* Start Input for this task *
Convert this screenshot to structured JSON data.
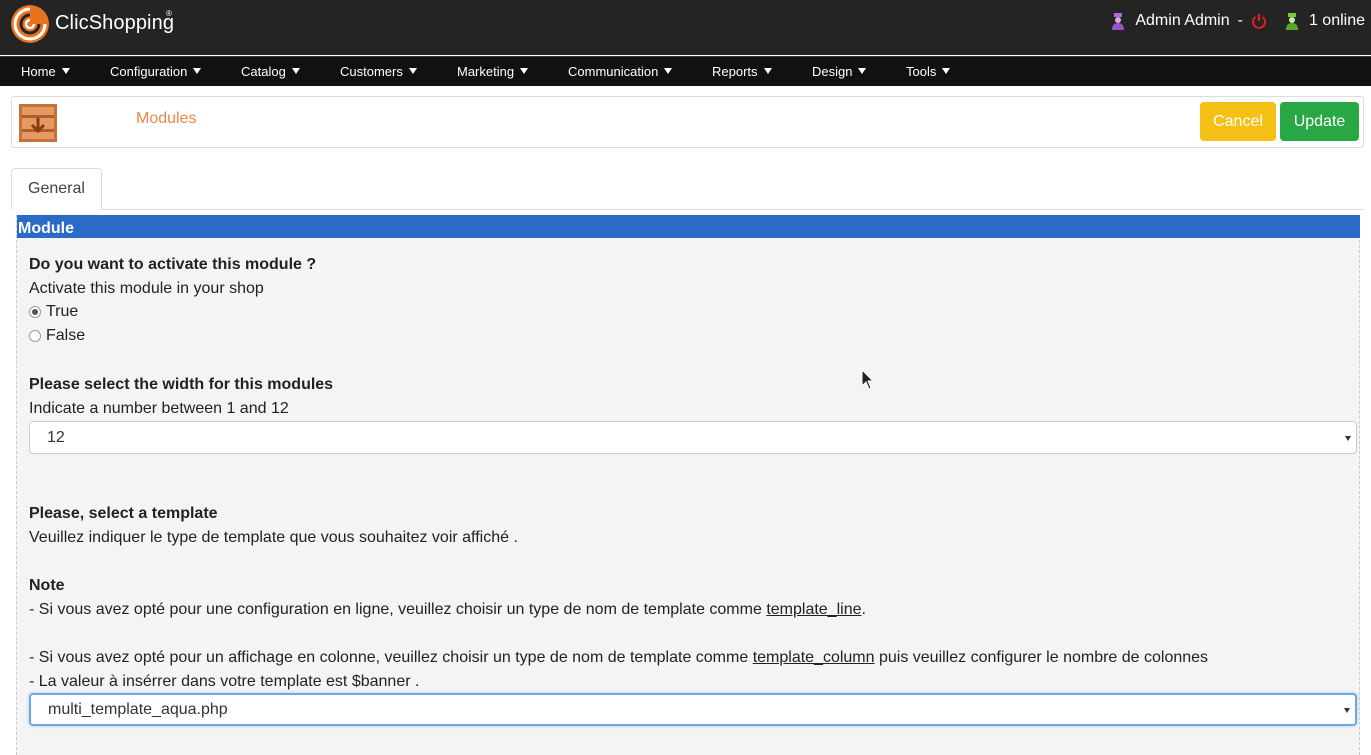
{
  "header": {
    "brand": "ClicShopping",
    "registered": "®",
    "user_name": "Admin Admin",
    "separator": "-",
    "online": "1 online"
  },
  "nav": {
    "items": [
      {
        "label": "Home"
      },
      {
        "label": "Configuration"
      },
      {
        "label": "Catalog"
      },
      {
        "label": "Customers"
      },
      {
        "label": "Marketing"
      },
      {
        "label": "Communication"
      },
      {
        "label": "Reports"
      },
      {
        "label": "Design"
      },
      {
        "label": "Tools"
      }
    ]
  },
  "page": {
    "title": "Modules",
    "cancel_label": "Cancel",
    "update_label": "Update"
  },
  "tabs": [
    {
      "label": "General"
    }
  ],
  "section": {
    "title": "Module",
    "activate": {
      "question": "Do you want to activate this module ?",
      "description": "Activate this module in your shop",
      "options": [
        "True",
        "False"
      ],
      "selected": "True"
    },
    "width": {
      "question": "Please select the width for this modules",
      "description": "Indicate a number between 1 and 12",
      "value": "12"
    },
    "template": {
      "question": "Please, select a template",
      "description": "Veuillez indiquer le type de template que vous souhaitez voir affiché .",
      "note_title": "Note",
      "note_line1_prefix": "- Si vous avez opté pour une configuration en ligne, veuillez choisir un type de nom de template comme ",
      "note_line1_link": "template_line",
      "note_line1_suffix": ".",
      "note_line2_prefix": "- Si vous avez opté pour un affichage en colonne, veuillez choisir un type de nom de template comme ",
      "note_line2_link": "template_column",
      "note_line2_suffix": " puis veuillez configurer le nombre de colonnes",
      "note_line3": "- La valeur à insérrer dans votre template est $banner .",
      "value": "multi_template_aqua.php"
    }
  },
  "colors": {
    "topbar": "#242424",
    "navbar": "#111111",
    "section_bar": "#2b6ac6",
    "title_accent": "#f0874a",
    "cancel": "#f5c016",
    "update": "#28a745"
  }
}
* End Input for this task *
Retype every entry verbatim and exclude the pictures from the copy.

-- Complete response --
Convert this screenshot to structured JSON data.
{
  "header": {
    "brand": "ClicShopping",
    "registered": "®",
    "user_name": "Admin Admin",
    "separator": "-",
    "online": "1 online"
  },
  "nav": {
    "items": [
      {
        "label": "Home"
      },
      {
        "label": "Configuration"
      },
      {
        "label": "Catalog"
      },
      {
        "label": "Customers"
      },
      {
        "label": "Marketing"
      },
      {
        "label": "Communication"
      },
      {
        "label": "Reports"
      },
      {
        "label": "Design"
      },
      {
        "label": "Tools"
      }
    ]
  },
  "page": {
    "title": "Modules",
    "cancel_label": "Cancel",
    "update_label": "Update"
  },
  "tabs": [
    {
      "label": "General"
    }
  ],
  "section": {
    "title": "Module",
    "activate": {
      "question": "Do you want to activate this module ?",
      "description": "Activate this module in your shop",
      "options": [
        "True",
        "False"
      ],
      "selected": "True"
    },
    "width": {
      "question": "Please select the width for this modules",
      "description": "Indicate a number between 1 and 12",
      "value": "12"
    },
    "template": {
      "question": "Please, select a template",
      "description": "Veuillez indiquer le type de template que vous souhaitez voir affiché .",
      "note_title": "Note",
      "note_line1_prefix": "- Si vous avez opté pour une configuration en ligne, veuillez choisir un type de nom de template comme ",
      "note_line1_link": "template_line",
      "note_line1_suffix": ".",
      "note_line2_prefix": "- Si vous avez opté pour un affichage en colonne, veuillez choisir un type de nom de template comme ",
      "note_line2_link": "template_column",
      "note_line2_suffix": " puis veuillez configurer le nombre de colonnes",
      "note_line3": "- La valeur à insérrer dans votre template est $banner .",
      "value": "multi_template_aqua.php"
    }
  },
  "colors": {
    "topbar": "#242424",
    "navbar": "#111111",
    "section_bar": "#2b6ac6",
    "title_accent": "#f0874a",
    "cancel": "#f5c016",
    "update": "#28a745"
  }
}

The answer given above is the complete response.